— BEGIN —

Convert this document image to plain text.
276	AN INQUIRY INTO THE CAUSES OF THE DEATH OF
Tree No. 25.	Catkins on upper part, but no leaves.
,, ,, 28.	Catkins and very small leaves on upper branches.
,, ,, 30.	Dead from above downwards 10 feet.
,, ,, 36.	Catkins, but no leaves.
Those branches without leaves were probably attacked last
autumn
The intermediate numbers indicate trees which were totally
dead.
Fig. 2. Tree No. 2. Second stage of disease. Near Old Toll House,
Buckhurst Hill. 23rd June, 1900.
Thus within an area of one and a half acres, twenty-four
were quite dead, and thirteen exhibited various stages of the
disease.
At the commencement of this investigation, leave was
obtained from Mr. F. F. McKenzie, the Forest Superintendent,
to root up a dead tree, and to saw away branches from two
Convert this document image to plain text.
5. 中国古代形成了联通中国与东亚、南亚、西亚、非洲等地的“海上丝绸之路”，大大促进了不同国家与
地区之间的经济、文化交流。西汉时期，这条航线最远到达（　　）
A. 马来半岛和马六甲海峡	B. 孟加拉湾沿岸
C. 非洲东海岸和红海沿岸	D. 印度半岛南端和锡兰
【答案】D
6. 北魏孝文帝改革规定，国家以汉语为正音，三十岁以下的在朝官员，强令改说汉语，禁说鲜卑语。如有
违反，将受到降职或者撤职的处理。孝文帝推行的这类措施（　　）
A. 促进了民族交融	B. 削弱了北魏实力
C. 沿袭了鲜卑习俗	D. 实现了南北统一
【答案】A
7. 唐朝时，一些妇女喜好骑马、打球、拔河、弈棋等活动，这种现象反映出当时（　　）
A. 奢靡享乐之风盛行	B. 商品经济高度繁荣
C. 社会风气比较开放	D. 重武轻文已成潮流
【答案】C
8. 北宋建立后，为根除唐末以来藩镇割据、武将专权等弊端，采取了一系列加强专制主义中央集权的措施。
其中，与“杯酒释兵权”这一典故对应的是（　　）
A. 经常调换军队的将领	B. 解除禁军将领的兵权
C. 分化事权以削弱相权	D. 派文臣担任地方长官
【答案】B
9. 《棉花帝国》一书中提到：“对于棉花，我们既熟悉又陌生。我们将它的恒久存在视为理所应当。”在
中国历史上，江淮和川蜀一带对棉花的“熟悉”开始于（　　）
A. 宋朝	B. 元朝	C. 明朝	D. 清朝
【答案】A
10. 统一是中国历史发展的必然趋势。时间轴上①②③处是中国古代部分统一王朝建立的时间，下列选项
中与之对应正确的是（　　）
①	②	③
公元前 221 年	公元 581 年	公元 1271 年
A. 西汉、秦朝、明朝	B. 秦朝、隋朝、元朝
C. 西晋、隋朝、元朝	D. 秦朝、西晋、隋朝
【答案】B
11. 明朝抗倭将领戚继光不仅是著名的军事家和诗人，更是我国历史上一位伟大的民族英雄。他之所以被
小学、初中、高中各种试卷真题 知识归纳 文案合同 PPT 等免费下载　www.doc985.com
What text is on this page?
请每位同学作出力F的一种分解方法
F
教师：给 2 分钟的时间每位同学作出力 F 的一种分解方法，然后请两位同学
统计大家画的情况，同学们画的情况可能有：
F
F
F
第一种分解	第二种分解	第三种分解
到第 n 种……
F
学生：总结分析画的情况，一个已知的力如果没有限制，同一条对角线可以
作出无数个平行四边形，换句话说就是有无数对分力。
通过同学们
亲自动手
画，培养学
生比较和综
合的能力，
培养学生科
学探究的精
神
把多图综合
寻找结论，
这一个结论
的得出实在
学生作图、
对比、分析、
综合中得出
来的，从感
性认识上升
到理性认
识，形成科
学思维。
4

— END —

#### Aim of the exercise:
All of the entries above must be quoted exactly.

#### Full solution:
Convert this document image to plain text.
276	AN INQUIRY INTO THE CAUSES OF THE DEATH OF
Tree No. 25.	Catkins on upper part, but no leaves.
,, ,, 28.	Catkins and very small leaves on upper branches.
,, ,, 30.	Dead from above downwards 10 feet.
,, ,, 36.	Catkins, but no leaves.
Those branches without leaves were probably attacked last
autumn
The intermediate numbers indicate trees which were totally
dead.
Fig. 2. Tree No. 2. Second stage of disease. Near Old Toll House,
Buckhurst Hill. 23rd June, 1900.
Thus within an area of one and a half acres, twenty-four
were quite dead, and thirteen exhibited various stages of the
disease.
At the commencement of this investigation, leave was
obtained from Mr. F. F. McKenzie, the Forest Superintendent,
to root up a dead tree, and to saw away branches from two
Convert this document image to plain text.
5. 中国古代形成了联通中国与东亚、南亚、西亚、非洲等地的“海上丝绸之路”，大大促进了不同国家与
地区之间的经济、文化交流。西汉时期，这条航线最远到达（　　）
A. 马来半岛和马六甲海峡	B. 孟加拉湾沿岸
C. 非洲东海岸和红海沿岸	D. 印度半岛南端和锡兰
【答案】D
6. 北魏孝文帝改革规定，国家以汉语为正音，三十岁以下的在朝官员，强令改说汉语，禁说鲜卑语。如有
违反，将受到降职或者撤职的处理。孝文帝推行的这类措施（　　）
A. 促进了民族交融	B. 削弱了北魏实力
C. 沿袭了鲜卑习俗	D. 实现了南北统一
【答案】A
7. 唐朝时，一些妇女喜好骑马、打球、拔河、弈棋等活动，这种现象反映出当时（　　）
A. 奢靡享乐之风盛行	B. 商品经济高度繁荣
C. 社会风气比较开放	D. 重武轻文已成潮流
【答案】C
8. 北宋建立后，为根除唐末以来藩镇割据、武将专权等弊端，采取了一系列加强专制主义中央集权的措施。
其中，与“杯酒释兵权”这一典故对应的是（　　）
A. 经常调换军队的将领	B. 解除禁军将领的兵权
C. 分化事权以削弱相权	D. 派文臣担任地方长官
【答案】B
9. 《棉花帝国》一书中提到：“对于棉花，我们既熟悉又陌生。我们将它的恒久存在视为理所应当。”在
中国历史上，江淮和川蜀一带对棉花的“熟悉”开始于（　　）
A. 宋朝	B. 元朝	C. 明朝	D. 清朝
【答案】A
10. 统一是中国历史发展的必然趋势。时间轴上①②③处是中国古代部分统一王朝建立的时间，下列选项
中与之对应正确的是（　　）
①	②	③
公元前 221 年	公元 581 年	公元 1271 年
A. 西汉、秦朝、明朝	B. 秦朝、隋朝、元朝
C. 西晋、隋朝、元朝	D. 秦朝、西晋、隋朝
【答案】B
11. 明朝抗倭将领戚继光不仅是著名的军事家和诗人，更是我国历史上一位伟大的民族英雄。他之所以被
小学、初中、高中各种试卷真题 知识归纳 文案合同 PPT 等免费下载　www.doc985.com
What text is on this page?
请每位同学作出力F的一种分解方法
F
教师：给 2 分钟的时间每位同学作出力 F 的一种分解方法，然后请两位同学
统计大家画的情况，同学们画的情况可能有：
F
F
F
第一种分解	第二种分解	第三种分解
到第 n 种……
F
学生：总结分析画的情况，一个已知的力如果没有限制，同一条对角线可以
作出无数个平行四边形，换句话说就是有无数对分力。
通过同学们
亲自动手
画，培养学
生比较和综
合的能力，
培养学生科
学探究的精
神
把多图综合
寻找结论，
这一个结论
的得出实在
学生作图、
对比、分析、
综合中得出
来的，从感
性认识上升
到理性认
识，形成科
学思维。
4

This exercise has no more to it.